◆ WHAT TO PRODUCE
Review the lines that follow and copy each one that contains the word "Correo".

----- ROWS

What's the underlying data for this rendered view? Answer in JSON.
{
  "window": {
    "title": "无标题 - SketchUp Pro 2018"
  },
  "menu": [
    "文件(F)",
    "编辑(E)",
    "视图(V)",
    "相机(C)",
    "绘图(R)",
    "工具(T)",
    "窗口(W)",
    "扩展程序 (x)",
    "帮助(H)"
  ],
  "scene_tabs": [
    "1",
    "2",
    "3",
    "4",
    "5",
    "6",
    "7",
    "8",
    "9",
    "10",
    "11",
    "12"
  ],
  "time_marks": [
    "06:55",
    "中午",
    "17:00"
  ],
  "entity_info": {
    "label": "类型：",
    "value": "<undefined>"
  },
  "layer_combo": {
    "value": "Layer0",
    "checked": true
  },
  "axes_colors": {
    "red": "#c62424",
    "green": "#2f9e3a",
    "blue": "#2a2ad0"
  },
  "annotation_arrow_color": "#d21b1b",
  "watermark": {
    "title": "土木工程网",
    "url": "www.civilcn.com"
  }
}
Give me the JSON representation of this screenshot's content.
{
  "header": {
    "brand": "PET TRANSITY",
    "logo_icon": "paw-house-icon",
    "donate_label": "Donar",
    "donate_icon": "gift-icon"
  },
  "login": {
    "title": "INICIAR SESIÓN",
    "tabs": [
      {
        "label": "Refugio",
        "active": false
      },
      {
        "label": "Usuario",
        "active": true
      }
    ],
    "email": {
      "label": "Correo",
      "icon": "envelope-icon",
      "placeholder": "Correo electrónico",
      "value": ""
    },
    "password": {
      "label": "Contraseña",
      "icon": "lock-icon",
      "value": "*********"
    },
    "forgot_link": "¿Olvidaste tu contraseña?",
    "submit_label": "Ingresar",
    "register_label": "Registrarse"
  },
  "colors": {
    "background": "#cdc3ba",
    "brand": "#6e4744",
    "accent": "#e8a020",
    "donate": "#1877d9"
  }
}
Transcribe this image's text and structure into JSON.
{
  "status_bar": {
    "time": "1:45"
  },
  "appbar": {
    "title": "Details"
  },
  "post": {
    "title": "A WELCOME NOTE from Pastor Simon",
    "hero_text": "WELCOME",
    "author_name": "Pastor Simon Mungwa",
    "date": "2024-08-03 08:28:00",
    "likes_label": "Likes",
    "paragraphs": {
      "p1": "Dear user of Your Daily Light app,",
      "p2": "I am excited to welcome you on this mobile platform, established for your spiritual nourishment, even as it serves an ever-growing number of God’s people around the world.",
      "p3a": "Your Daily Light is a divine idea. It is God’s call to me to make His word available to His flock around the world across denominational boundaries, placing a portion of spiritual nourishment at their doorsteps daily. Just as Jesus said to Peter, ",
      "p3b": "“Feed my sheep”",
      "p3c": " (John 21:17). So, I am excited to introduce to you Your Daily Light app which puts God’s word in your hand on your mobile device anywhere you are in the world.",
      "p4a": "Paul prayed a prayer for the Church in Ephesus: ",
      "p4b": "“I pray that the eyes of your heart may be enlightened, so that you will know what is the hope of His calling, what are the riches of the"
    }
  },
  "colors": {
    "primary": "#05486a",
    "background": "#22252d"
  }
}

----------

◆ EXERCISE ANSWER
      "label": "Correo",
      "placeholder": "Correo electrónico",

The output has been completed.